Dataset extract =
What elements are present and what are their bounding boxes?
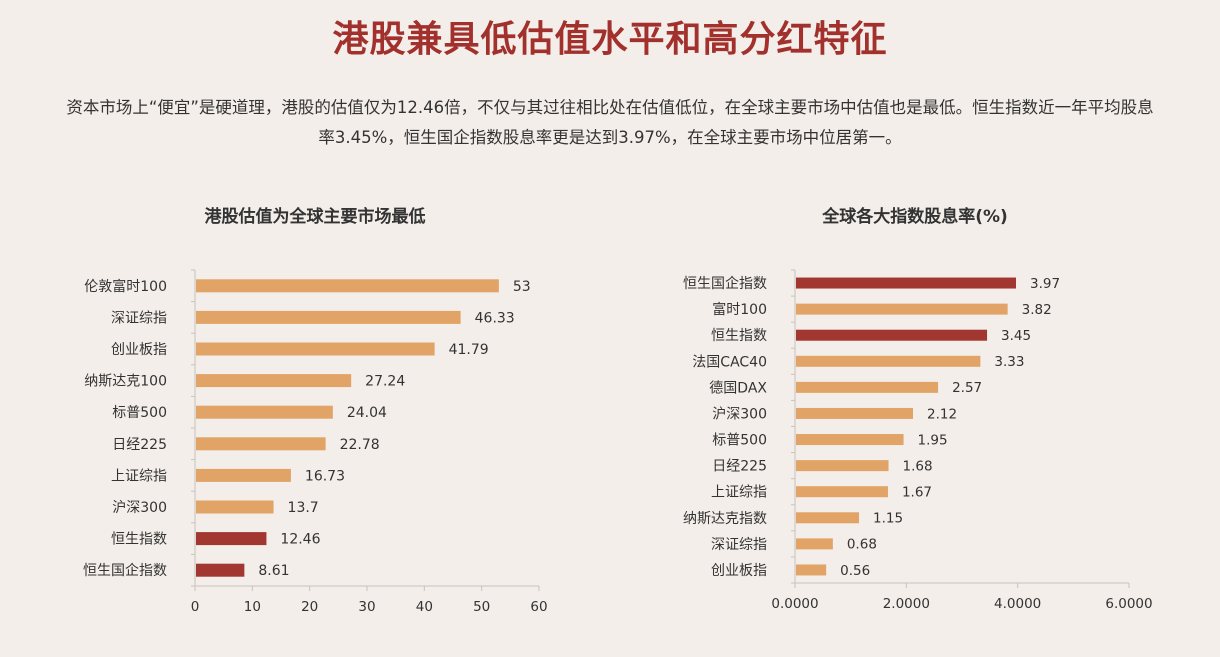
bar bbox=[196, 563, 245, 577]
category-label: 恒生指数 bbox=[111, 532, 167, 548]
data-label: 1.15 bbox=[873, 511, 903, 527]
category-label: 恒生国企指数 bbox=[83, 562, 167, 579]
bar bbox=[796, 329, 988, 341]
data-label: 12.46 bbox=[280, 532, 320, 548]
data-label: 1.68 bbox=[903, 458, 933, 474]
bar bbox=[796, 277, 1016, 289]
category-label: 标普500 bbox=[712, 433, 767, 449]
category-label: 日经225 bbox=[712, 459, 767, 475]
data-label: 53 bbox=[513, 279, 531, 295]
category-label: 恒生国企指数 bbox=[683, 275, 767, 292]
category-label: 日经225 bbox=[112, 437, 167, 453]
bar bbox=[796, 381, 939, 393]
bar bbox=[196, 532, 267, 546]
category-label: 沪深300 bbox=[112, 500, 167, 516]
data-label: 41.79 bbox=[449, 342, 489, 358]
x-tick-label: 6.0000 bbox=[1105, 596, 1152, 612]
bar bbox=[796, 564, 827, 576]
bar bbox=[796, 512, 860, 524]
x-tick-label: 2.0000 bbox=[883, 596, 930, 612]
data-label: 2.57 bbox=[952, 380, 982, 396]
data-label: 22.78 bbox=[340, 437, 380, 453]
pe-chart-title: 港股估值为全球主要市场最低 bbox=[204, 207, 426, 227]
bar bbox=[196, 310, 461, 324]
x-tick-label: 20 bbox=[301, 599, 318, 615]
category-label: 纳斯达克指数 bbox=[683, 511, 767, 527]
intro-line-2: 率3.45%，恒生国企指数股息率更是达到3.97%，在全球主要市场中位居第一。 bbox=[318, 128, 902, 147]
data-label: 0.68 bbox=[847, 537, 877, 553]
dividend-chart-title: 全球各大指数股息率(%) bbox=[822, 207, 1008, 227]
x-tick-label: 4.0000 bbox=[994, 596, 1041, 612]
x-tick-label: 60 bbox=[530, 599, 547, 615]
category-label: 伦敦富时100 bbox=[84, 278, 167, 295]
data-label: 0.56 bbox=[840, 563, 870, 579]
x-tick-label: 50 bbox=[473, 599, 490, 615]
intro-line-1: 资本市场上“便宜”是硬道理，港股的估值仅为12.46倍，不仅与其过往相比处在估值… bbox=[66, 98, 1154, 117]
category-label: 纳斯达克100 bbox=[84, 374, 167, 390]
category-label: 法国CAC40 bbox=[692, 354, 767, 370]
x-tick-label: 0.0000 bbox=[771, 596, 818, 612]
bar bbox=[796, 538, 833, 550]
category-label: 深证综指 bbox=[711, 537, 767, 553]
category-label: 上证综指 bbox=[111, 468, 167, 484]
data-label: 3.82 bbox=[1022, 302, 1052, 318]
bar bbox=[796, 355, 981, 367]
category-label: 富时100 bbox=[712, 301, 767, 318]
data-label: 3.45 bbox=[1001, 328, 1031, 344]
data-label: 8.61 bbox=[258, 563, 289, 579]
data-label: 27.24 bbox=[365, 374, 405, 390]
bar bbox=[796, 303, 1008, 315]
data-label: 3.97 bbox=[1030, 276, 1060, 292]
category-label: 沪深300 bbox=[712, 406, 767, 422]
bar bbox=[196, 500, 274, 514]
category-label: 创业板指 bbox=[711, 563, 767, 579]
data-label: 1.95 bbox=[918, 432, 948, 448]
bar bbox=[796, 486, 888, 498]
x-tick-label: 0 bbox=[191, 599, 200, 615]
category-label: 上证综指 bbox=[711, 485, 767, 501]
bar bbox=[796, 434, 904, 446]
bar bbox=[196, 279, 499, 293]
data-label: 1.67 bbox=[902, 485, 932, 501]
data-label: 24.04 bbox=[347, 405, 387, 421]
data-label: 16.73 bbox=[305, 468, 345, 484]
bar bbox=[196, 374, 352, 388]
intro-text: 资本市场上“便宜”是硬道理，港股的估值仅为12.46倍，不仅与其过往相比处在估值… bbox=[10, 93, 1210, 153]
category-label: 创业板指 bbox=[111, 342, 167, 358]
data-label: 46.33 bbox=[475, 310, 515, 326]
bar bbox=[196, 468, 291, 482]
category-label: 标普500 bbox=[112, 405, 167, 421]
category-label: 恒生指数 bbox=[711, 328, 767, 344]
data-label: 3.33 bbox=[994, 354, 1024, 370]
category-label: 深证综指 bbox=[111, 310, 167, 326]
bar bbox=[796, 407, 914, 419]
bar bbox=[196, 405, 333, 419]
x-tick-label: 40 bbox=[416, 599, 433, 615]
category-label: 德国DAX bbox=[709, 380, 767, 396]
data-label: 13.7 bbox=[288, 500, 319, 516]
x-tick-label: 30 bbox=[358, 599, 375, 615]
x-tick-label: 10 bbox=[244, 599, 261, 615]
bar bbox=[796, 460, 889, 472]
data-label: 2.12 bbox=[927, 406, 957, 422]
page-title: 港股兼具低估值水平和高分红特征 bbox=[332, 18, 888, 60]
bar bbox=[196, 342, 435, 356]
bar bbox=[196, 437, 326, 451]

Written problem = Duplicate every line of the data above character for character, omitting the picture.

Final answer =
What elements are present and what are their bounding boxes?
bar bbox=[196, 563, 245, 577]
category-label: 恒生指数 bbox=[111, 532, 167, 548]
data-label: 1.15 bbox=[873, 511, 903, 527]
category-label: 恒生国企指数 bbox=[83, 562, 167, 579]
bar bbox=[796, 329, 988, 341]
data-label: 12.46 bbox=[280, 532, 320, 548]
data-label: 1.68 bbox=[903, 458, 933, 474]
bar bbox=[796, 277, 1016, 289]
category-label: 标普500 bbox=[712, 433, 767, 449]
category-label: 日经225 bbox=[712, 459, 767, 475]
data-label: 53 bbox=[513, 279, 531, 295]
category-label: 恒生国企指数 bbox=[683, 275, 767, 292]
category-label: 日经225 bbox=[112, 437, 167, 453]
bar bbox=[796, 381, 939, 393]
bar bbox=[196, 532, 267, 546]
category-label: 沪深300 bbox=[112, 500, 167, 516]
data-label: 41.79 bbox=[449, 342, 489, 358]
x-tick-label: 6.0000 bbox=[1105, 596, 1152, 612]
bar bbox=[796, 564, 827, 576]
bar bbox=[796, 512, 860, 524]
x-tick-label: 2.0000 bbox=[883, 596, 930, 612]
data-label: 2.57 bbox=[952, 380, 982, 396]
data-label: 22.78 bbox=[340, 437, 380, 453]
pe-chart-title: 港股估值为全球主要市场最低 bbox=[204, 207, 426, 227]
bar bbox=[196, 310, 461, 324]
x-tick-label: 20 bbox=[301, 599, 318, 615]
category-label: 纳斯达克指数 bbox=[683, 511, 767, 527]
intro-line-2: 率3.45%，恒生国企指数股息率更是达到3.97%，在全球主要市场中位居第一。 bbox=[318, 128, 902, 147]
data-label: 0.68 bbox=[847, 537, 877, 553]
dividend-chart-title: 全球各大指数股息率(%) bbox=[822, 207, 1008, 227]
x-tick-label: 4.0000 bbox=[994, 596, 1041, 612]
x-tick-label: 60 bbox=[530, 599, 547, 615]
category-label: 伦敦富时100 bbox=[84, 278, 167, 295]
data-label: 0.56 bbox=[840, 563, 870, 579]
x-tick-label: 50 bbox=[473, 599, 490, 615]
intro-line-1: 资本市场上“便宜”是硬道理，港股的估值仅为12.46倍，不仅与其过往相比处在估值… bbox=[66, 98, 1154, 117]
category-label: 纳斯达克100 bbox=[84, 374, 167, 390]
category-label: 法国CAC40 bbox=[692, 354, 767, 370]
x-tick-label: 0.0000 bbox=[771, 596, 818, 612]
bar bbox=[796, 538, 833, 550]
category-label: 深证综指 bbox=[711, 537, 767, 553]
category-label: 上证综指 bbox=[111, 468, 167, 484]
data-label: 3.82 bbox=[1022, 302, 1052, 318]
bar bbox=[796, 355, 981, 367]
category-label: 富时100 bbox=[712, 301, 767, 318]
data-label: 3.45 bbox=[1001, 328, 1031, 344]
data-label: 8.61 bbox=[258, 563, 289, 579]
data-label: 27.24 bbox=[365, 374, 405, 390]
bar bbox=[796, 303, 1008, 315]
data-label: 3.97 bbox=[1030, 276, 1060, 292]
category-label: 沪深300 bbox=[712, 406, 767, 422]
bar bbox=[196, 500, 274, 514]
category-label: 创业板指 bbox=[711, 563, 767, 579]
data-label: 1.95 bbox=[918, 432, 948, 448]
bar bbox=[796, 486, 888, 498]
x-tick-label: 0 bbox=[191, 599, 200, 615]
category-label: 上证综指 bbox=[711, 485, 767, 501]
bar bbox=[796, 434, 904, 446]
bar bbox=[196, 279, 499, 293]
data-label: 1.67 bbox=[902, 485, 932, 501]
data-label: 24.04 bbox=[347, 405, 387, 421]
data-label: 16.73 bbox=[305, 468, 345, 484]
bar bbox=[196, 374, 352, 388]
intro-text: 资本市场上“便宜”是硬道理，港股的估值仅为12.46倍，不仅与其过往相比处在估值… bbox=[10, 93, 1210, 153]
category-label: 创业板指 bbox=[111, 342, 167, 358]
data-label: 46.33 bbox=[475, 310, 515, 326]
bar bbox=[196, 468, 291, 482]
category-label: 标普500 bbox=[112, 405, 167, 421]
category-label: 恒生指数 bbox=[711, 328, 767, 344]
data-label: 3.33 bbox=[994, 354, 1024, 370]
category-label: 深证综指 bbox=[111, 310, 167, 326]
bar bbox=[796, 407, 914, 419]
bar bbox=[196, 405, 333, 419]
x-tick-label: 40 bbox=[416, 599, 433, 615]
category-label: 德国DAX bbox=[709, 380, 767, 396]
data-label: 13.7 bbox=[288, 500, 319, 516]
x-tick-label: 30 bbox=[358, 599, 375, 615]
x-tick-label: 10 bbox=[244, 599, 261, 615]
bar bbox=[796, 460, 889, 472]
data-label: 2.12 bbox=[927, 406, 957, 422]
page-title: 港股兼具低估值水平和高分红特征 bbox=[332, 18, 888, 60]
bar bbox=[196, 342, 435, 356]
bar bbox=[196, 437, 326, 451]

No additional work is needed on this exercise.